__Selected excerpt__.
I’m a big fan of accessing the database via services and there are some nice new features with database services in 11gR2. However I got a nasty shock when performing some patch maintenance with an 11.2.0.1 RAC system that had applications using services. Essentially I did not realise what happens to a service when you shutdown an instance for maintenance. Let me demonstrate:
oracle@linuxrac1:DBA1 ~> srvctl add service -d DBA -s DBA_TEST -P BASIC -e SELECT -r "DBA1" -a "DBA2" oracle@linuxrac1:DBA1 ~> srvctl start service -d DBA -s dba_test
This has the following configuration:
oracle@linuxrac1:DBA1 ~> srvctl config service -d DBA -s DBA_TEST Service name: DBA_TEST Service is enabled Server pool: DBA_DBA_TEST Cardinality: 1 Disconnect: false Service role: PRIMARY Management policy: AUTOMATIC DTP transaction: false AQ HA notifications: false Failover type: SELECT Failover method: NONE TAF failover retries: 0 TAF failover delay: 0 Connection Load Balancing Goal: LONG Runtime Load Balancing Goal: NONE TAF policy specification: BASIC Preferred instances: DBA1 Available instances: DBA2
So the service is now online on the node where DBA1 (preferred node in definition) runs:
oracle@linuxrac1:DBA1 ~> crsctl stat res "ora.dba.dba_test.svc" -t
--------------------------------------------------------------------------------
NAME TARGET STATE SERVER STATE_DETAILS
--------------------------------------------------------------------------------
Cluster Resources
--------------------------------------------------------------------------------
ora.dba.dba_test.svc
1 ONLINE ONLINE linuxrac1
any examples I’ve seen, show what happens to a service when you perform shutdown abort. First lets see what our tns connection looks like:
DBATEST =
(DESCRIPTION =
(ADDRESS_LIST =
(ADDRESS = (PROTOCOL = TCP)(HOST = linuxrac.nominet.org.uk)(PORT = 1521))
)
(LOAD_BALANCE=no)
(CONNECT_DATA =
(SERVICE_NAME = DBA_TEST)
(FAILOVER_MODE =
(TYPE=SELECT)
(METHOD=BASIC)
)
)
)

__Requirements__. In the post on Oracle database services, which instance is set as the preferred instance for the DBA_TEST service? Work only from the post on Oracle database services, not from the data.

__Data excerpt__.
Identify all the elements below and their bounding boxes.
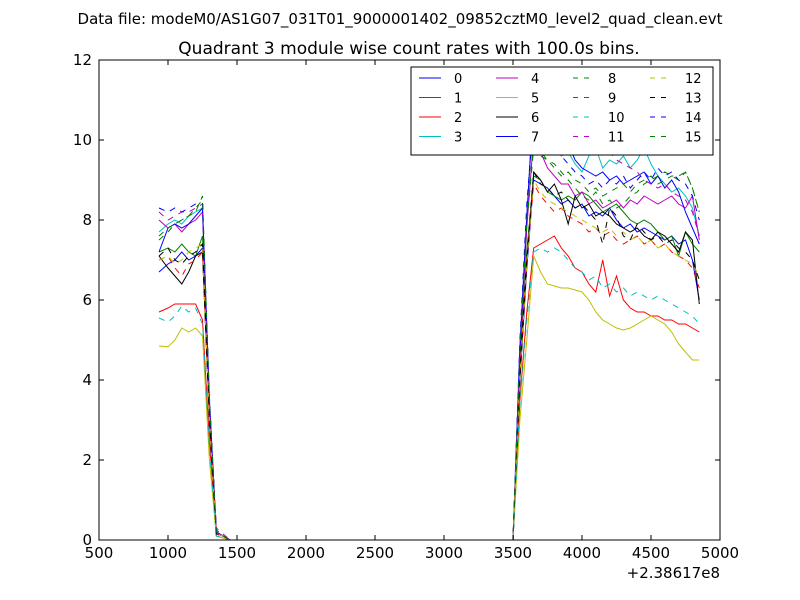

__Worked solution__. DBA1